§ Task requirements: Look through the records below and collect all lines that hold the string "type".

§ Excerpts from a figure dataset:
⁂

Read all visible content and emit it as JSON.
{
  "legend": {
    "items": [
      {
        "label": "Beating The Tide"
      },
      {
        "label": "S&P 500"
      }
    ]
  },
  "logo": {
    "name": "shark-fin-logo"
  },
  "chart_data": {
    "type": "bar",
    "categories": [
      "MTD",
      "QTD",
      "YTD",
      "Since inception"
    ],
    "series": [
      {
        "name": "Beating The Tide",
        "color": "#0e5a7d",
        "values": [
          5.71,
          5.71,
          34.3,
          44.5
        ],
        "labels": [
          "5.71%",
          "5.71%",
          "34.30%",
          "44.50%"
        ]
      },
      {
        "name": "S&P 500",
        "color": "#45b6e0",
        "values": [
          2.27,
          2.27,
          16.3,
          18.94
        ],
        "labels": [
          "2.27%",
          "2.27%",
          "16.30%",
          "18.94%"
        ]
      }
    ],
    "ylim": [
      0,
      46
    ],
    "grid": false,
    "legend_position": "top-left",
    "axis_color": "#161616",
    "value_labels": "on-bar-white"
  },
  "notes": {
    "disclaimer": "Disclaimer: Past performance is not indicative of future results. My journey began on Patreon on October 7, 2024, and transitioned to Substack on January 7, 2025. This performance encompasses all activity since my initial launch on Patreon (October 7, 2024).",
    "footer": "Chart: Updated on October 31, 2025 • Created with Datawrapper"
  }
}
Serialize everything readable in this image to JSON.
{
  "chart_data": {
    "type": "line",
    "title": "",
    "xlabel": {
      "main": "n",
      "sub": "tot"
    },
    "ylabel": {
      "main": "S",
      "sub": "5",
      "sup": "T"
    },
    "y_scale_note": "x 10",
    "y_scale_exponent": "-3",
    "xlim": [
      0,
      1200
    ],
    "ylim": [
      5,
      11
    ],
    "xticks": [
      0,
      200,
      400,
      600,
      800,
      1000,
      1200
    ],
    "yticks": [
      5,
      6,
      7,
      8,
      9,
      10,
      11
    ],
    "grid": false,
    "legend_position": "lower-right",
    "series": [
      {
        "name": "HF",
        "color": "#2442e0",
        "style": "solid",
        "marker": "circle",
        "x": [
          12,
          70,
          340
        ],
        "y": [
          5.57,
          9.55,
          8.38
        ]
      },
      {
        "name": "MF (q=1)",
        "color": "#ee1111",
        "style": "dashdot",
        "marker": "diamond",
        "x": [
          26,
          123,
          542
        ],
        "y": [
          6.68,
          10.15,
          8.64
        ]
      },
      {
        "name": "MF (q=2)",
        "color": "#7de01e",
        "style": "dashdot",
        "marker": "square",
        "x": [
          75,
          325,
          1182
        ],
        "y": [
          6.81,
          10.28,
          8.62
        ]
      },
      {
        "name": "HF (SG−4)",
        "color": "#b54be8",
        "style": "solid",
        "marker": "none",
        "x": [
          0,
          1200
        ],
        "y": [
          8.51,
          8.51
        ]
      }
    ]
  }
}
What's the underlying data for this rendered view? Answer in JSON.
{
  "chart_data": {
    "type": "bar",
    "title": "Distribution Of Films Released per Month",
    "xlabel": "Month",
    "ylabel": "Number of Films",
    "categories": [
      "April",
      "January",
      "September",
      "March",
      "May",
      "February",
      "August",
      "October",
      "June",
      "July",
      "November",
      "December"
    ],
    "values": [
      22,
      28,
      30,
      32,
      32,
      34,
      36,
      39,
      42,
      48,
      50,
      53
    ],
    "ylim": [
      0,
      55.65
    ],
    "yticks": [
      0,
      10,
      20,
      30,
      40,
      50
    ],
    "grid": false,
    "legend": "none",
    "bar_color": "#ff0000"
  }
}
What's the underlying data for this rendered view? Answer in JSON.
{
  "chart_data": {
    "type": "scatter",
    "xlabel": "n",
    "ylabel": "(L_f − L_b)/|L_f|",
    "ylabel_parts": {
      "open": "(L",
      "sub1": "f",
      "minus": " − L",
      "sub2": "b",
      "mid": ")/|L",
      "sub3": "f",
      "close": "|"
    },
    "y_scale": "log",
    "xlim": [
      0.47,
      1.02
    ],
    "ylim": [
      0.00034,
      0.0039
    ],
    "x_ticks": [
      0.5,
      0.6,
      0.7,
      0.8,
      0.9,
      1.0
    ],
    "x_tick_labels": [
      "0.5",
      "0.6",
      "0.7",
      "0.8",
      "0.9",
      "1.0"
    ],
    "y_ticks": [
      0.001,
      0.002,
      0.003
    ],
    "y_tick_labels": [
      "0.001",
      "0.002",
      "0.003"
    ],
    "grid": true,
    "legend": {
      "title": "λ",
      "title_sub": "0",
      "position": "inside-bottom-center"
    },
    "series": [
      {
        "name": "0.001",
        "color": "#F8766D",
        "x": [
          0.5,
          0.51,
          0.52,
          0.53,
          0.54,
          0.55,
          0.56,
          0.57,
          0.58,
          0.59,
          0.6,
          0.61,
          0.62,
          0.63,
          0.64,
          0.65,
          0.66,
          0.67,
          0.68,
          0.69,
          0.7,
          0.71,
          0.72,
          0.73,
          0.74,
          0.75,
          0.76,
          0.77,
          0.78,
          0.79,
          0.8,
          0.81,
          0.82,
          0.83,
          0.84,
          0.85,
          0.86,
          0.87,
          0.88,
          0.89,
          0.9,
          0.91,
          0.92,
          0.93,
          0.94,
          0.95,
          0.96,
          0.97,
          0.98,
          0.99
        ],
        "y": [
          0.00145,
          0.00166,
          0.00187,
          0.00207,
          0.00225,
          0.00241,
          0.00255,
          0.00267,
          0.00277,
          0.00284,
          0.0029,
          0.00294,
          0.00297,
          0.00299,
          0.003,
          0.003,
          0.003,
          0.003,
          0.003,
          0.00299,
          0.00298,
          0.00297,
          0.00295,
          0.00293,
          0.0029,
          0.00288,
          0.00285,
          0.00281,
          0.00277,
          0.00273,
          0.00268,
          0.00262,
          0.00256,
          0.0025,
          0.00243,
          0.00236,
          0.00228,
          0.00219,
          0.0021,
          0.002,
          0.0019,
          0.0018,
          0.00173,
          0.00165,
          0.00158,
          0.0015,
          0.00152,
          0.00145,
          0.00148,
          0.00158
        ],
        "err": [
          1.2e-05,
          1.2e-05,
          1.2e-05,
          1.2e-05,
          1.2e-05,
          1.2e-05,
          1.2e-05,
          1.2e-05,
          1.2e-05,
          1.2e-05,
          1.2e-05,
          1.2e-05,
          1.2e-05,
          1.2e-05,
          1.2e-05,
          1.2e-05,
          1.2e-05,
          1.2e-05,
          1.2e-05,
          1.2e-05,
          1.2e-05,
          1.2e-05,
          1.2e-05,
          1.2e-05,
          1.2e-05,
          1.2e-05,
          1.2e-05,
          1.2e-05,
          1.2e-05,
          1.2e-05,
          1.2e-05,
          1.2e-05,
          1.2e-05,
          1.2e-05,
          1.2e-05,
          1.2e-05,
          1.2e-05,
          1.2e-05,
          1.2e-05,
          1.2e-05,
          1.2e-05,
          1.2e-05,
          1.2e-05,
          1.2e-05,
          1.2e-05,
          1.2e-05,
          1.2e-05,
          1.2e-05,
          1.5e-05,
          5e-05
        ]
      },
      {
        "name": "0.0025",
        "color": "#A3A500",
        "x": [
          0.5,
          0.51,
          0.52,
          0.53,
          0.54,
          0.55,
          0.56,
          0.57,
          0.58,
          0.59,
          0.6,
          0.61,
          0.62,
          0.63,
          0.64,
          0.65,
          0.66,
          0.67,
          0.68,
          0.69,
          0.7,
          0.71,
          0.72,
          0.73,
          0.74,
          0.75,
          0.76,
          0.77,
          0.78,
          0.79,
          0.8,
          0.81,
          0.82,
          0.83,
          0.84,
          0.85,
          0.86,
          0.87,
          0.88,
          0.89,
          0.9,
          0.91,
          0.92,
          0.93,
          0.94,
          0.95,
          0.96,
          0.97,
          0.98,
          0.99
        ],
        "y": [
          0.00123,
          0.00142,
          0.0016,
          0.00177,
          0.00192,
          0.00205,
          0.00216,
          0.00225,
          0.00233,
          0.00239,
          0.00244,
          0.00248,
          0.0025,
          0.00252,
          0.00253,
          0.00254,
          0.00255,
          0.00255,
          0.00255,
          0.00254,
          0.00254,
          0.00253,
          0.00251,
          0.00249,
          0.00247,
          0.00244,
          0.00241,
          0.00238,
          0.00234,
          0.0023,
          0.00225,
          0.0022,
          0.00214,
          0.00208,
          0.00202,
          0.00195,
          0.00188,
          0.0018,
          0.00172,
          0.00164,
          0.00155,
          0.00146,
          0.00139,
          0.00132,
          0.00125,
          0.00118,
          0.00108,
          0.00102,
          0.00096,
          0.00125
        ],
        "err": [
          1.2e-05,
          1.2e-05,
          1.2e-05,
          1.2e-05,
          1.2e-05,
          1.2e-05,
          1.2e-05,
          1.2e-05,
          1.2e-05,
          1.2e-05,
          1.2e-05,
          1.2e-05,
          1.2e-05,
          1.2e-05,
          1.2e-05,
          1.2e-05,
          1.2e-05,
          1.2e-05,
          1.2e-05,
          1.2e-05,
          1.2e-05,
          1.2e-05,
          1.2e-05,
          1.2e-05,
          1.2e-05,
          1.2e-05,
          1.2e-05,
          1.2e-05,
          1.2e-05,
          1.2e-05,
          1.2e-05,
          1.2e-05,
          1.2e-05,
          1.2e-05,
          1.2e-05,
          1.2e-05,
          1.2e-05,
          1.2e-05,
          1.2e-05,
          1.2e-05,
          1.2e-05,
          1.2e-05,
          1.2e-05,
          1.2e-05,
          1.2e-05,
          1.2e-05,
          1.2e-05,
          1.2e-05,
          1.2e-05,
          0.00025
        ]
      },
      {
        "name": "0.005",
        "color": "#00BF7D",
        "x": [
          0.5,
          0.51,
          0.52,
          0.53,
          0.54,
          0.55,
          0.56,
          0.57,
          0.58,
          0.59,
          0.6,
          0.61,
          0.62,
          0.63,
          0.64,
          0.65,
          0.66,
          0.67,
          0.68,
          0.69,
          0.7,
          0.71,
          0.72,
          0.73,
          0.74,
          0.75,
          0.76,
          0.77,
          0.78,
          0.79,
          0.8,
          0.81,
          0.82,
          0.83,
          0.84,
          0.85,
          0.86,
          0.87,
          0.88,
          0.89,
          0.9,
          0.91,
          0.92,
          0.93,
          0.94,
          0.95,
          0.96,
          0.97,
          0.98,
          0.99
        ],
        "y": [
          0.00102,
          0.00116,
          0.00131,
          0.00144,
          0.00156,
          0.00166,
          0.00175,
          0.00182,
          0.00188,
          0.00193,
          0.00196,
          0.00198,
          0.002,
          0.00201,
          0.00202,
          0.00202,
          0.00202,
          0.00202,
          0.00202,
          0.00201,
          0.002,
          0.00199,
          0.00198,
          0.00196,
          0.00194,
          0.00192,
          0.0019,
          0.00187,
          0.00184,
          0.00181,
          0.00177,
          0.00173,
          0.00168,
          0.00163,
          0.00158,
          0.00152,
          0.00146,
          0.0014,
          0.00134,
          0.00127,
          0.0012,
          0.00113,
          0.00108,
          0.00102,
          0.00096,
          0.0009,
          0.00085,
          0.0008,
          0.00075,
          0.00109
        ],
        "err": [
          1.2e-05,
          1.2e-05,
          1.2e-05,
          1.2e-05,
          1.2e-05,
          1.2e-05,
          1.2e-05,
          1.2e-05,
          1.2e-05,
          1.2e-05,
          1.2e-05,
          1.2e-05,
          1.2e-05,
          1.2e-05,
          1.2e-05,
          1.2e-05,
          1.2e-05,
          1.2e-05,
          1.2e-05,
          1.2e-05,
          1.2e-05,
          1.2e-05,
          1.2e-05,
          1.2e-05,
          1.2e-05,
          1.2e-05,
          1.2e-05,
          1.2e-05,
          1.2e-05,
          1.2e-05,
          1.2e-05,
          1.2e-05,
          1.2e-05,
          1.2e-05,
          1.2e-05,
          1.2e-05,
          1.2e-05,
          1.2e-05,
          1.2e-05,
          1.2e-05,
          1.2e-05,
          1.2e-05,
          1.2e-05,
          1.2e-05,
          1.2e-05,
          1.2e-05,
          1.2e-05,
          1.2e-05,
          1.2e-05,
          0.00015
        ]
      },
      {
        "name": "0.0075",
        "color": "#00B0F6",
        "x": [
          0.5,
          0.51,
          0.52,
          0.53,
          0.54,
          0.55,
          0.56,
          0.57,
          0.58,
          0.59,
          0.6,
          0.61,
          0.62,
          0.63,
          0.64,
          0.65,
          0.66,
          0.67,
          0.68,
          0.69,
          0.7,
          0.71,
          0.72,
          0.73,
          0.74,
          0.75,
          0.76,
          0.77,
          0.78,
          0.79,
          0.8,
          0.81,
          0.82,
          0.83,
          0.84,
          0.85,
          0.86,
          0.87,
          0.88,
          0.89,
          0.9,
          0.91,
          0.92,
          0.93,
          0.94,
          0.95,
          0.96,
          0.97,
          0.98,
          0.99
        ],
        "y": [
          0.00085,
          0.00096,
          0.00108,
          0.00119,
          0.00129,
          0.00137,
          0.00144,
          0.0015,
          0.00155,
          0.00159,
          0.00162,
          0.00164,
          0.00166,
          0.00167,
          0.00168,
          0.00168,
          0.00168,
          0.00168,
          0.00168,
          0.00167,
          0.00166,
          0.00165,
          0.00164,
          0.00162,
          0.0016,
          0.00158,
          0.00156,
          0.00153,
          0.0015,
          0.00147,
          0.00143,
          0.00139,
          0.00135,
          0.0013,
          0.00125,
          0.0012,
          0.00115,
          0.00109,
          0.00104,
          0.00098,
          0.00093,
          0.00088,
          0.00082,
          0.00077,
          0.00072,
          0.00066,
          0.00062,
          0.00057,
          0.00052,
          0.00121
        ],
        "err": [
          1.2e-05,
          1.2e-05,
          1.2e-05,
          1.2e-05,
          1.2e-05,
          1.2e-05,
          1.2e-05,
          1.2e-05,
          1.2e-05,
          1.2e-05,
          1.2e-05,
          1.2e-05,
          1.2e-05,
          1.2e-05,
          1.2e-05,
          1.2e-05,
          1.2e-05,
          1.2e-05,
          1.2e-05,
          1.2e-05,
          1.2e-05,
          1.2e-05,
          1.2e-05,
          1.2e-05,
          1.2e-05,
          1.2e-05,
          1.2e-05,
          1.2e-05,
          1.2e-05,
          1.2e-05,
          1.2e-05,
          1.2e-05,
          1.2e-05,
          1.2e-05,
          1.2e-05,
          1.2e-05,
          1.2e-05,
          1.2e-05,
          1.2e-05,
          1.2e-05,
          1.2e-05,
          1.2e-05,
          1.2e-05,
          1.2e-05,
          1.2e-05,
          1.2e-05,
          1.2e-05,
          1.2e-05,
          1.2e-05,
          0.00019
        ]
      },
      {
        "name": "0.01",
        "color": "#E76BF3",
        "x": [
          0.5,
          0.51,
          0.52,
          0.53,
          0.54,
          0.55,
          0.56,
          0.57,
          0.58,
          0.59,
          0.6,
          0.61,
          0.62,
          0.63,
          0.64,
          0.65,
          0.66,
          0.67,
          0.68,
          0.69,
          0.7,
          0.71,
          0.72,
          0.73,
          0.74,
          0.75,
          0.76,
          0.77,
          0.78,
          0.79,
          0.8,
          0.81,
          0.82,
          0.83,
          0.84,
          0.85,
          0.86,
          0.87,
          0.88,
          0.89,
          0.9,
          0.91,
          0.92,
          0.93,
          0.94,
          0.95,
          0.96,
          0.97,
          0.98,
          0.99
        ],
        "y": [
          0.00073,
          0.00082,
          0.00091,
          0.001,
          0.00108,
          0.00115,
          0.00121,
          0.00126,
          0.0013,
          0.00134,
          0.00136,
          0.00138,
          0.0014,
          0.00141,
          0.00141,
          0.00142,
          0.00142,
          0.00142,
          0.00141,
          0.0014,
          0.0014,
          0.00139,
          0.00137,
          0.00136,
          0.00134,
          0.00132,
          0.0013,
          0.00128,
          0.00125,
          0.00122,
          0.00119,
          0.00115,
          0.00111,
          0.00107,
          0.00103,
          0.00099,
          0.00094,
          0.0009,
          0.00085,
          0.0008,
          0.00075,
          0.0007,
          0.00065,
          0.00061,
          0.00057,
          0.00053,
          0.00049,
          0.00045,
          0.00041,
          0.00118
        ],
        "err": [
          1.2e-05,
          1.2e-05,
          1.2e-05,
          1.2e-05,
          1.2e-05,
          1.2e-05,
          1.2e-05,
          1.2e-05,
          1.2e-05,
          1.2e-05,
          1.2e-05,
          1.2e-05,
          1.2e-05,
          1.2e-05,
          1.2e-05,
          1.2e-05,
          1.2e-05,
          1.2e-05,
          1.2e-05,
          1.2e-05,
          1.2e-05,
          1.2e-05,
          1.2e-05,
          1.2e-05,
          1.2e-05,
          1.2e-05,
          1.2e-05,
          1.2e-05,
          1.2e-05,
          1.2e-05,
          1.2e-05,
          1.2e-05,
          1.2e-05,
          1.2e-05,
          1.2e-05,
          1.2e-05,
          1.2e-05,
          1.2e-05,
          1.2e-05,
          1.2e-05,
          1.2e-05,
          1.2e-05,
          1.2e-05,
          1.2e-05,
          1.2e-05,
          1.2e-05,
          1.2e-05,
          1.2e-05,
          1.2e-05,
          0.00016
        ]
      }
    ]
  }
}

⁂

§ Output for this task:
    "type": "bar",
    "type": "line",
    "type": "bar",
    "type": "scatter",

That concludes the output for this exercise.